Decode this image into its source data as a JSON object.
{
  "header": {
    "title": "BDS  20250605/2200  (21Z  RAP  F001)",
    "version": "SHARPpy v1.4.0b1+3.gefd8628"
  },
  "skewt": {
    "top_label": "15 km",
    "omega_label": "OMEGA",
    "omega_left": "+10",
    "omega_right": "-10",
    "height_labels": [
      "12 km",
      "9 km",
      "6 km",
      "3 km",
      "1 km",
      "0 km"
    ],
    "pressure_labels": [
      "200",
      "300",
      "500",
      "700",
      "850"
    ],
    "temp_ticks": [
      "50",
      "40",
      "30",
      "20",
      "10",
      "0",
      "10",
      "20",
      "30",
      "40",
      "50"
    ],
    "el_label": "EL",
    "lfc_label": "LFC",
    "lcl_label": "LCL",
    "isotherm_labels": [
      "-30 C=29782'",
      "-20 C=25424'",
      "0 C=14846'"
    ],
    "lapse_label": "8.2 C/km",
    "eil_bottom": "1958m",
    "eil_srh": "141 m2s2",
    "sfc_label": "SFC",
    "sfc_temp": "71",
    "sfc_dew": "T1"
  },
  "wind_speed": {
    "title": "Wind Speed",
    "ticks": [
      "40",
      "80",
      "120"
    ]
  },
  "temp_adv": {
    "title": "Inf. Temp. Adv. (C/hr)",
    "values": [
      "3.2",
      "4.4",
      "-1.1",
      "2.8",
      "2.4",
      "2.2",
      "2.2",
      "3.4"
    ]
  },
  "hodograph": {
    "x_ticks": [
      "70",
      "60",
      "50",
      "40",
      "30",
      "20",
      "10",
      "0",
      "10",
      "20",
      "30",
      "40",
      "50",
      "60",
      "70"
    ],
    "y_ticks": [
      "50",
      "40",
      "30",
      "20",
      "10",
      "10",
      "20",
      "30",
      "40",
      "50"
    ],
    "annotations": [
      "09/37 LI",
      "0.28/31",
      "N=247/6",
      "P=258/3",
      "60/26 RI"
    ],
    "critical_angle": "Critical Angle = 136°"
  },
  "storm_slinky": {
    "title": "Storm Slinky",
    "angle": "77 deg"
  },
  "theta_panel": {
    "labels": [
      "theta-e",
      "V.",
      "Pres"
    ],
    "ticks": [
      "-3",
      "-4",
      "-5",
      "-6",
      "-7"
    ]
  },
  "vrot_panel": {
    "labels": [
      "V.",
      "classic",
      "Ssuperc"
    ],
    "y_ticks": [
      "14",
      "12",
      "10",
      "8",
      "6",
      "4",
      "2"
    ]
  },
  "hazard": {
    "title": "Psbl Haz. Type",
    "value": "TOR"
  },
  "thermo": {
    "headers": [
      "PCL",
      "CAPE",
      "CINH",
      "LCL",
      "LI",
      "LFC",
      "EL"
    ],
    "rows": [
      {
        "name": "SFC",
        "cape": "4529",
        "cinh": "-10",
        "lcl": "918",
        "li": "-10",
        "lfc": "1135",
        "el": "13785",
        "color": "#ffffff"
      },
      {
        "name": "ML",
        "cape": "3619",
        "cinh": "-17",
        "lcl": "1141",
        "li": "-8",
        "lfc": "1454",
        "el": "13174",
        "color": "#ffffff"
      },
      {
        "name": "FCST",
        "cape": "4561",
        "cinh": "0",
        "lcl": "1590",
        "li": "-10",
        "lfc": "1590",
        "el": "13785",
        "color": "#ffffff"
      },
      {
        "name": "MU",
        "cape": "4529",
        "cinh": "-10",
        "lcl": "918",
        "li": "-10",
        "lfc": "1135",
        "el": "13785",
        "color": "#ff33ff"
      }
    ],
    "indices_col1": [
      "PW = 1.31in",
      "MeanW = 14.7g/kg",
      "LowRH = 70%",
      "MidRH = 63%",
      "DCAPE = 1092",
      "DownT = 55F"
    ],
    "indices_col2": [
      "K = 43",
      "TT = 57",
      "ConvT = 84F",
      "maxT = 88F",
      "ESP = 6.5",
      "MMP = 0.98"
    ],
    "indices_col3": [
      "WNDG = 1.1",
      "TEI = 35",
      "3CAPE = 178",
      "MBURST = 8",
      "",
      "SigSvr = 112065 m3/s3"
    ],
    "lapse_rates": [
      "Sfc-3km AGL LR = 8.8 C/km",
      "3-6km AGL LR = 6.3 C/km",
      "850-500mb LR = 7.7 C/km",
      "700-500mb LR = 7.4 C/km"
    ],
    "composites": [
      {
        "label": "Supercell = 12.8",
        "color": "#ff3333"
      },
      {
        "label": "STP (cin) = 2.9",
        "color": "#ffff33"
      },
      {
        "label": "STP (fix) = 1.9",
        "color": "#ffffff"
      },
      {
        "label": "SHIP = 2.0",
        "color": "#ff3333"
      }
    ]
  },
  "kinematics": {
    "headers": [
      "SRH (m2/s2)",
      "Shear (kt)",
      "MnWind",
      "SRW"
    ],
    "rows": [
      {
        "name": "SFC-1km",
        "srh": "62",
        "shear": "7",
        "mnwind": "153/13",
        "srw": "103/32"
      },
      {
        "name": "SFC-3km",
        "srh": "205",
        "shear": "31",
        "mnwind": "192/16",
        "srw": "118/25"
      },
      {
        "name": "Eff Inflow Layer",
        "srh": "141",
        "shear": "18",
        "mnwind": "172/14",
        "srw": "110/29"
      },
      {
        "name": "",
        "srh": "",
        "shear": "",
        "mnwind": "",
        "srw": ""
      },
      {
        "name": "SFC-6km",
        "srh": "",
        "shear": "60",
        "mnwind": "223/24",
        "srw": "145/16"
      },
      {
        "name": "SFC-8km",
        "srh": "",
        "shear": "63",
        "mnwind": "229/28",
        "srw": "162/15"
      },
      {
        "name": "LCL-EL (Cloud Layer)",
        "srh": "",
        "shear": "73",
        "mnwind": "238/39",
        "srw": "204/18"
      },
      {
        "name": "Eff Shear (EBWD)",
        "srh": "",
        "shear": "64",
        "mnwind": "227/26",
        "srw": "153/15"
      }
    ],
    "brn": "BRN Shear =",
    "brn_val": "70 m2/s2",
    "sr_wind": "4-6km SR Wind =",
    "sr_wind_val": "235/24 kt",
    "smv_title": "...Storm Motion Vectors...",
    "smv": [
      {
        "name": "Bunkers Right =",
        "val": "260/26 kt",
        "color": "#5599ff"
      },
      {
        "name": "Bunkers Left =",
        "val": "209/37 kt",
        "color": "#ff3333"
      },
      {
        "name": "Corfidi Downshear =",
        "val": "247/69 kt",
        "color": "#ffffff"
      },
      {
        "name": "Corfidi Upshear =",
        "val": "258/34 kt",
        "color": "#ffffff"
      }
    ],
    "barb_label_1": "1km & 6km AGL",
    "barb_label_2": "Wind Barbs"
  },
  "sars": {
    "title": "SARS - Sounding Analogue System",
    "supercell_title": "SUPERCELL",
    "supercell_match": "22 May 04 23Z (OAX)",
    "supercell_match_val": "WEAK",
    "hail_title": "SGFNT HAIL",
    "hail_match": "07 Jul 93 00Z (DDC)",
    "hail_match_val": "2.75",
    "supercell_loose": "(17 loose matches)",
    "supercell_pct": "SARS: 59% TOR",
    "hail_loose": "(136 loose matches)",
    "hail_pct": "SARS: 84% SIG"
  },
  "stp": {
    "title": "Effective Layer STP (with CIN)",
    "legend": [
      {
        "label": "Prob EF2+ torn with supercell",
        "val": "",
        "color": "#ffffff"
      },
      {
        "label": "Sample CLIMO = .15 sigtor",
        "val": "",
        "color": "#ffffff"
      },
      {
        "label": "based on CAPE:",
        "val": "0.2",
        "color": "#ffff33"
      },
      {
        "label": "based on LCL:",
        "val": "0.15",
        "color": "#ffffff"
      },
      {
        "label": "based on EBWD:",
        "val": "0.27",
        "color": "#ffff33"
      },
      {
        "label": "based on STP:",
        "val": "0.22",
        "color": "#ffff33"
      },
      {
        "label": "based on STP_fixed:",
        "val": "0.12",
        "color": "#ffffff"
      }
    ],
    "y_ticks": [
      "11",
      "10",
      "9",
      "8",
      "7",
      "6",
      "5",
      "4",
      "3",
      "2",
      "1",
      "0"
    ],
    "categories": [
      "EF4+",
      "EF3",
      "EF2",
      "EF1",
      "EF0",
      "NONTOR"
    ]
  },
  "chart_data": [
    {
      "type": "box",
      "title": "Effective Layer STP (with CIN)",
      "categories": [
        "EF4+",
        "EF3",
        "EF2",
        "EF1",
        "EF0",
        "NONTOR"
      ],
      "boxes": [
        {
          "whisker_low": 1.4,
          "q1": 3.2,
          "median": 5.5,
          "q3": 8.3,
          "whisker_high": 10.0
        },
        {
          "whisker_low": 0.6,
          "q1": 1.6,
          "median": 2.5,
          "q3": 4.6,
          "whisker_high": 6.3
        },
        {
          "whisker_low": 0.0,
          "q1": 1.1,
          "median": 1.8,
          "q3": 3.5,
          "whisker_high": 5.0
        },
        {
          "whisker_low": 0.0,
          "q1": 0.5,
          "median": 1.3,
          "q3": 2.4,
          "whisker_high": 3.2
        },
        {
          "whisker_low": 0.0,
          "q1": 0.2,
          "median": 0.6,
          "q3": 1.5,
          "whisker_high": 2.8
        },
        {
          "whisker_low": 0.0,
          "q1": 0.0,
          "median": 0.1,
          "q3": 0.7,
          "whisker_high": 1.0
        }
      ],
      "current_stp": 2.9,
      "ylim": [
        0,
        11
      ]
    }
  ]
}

____________

> **Brief**: Pick out and copy every line that contains the word "EBWD".

> **Answer to this problem**:
        "name": "Eff Shear (EBWD)",
        "label": "based on EBWD:",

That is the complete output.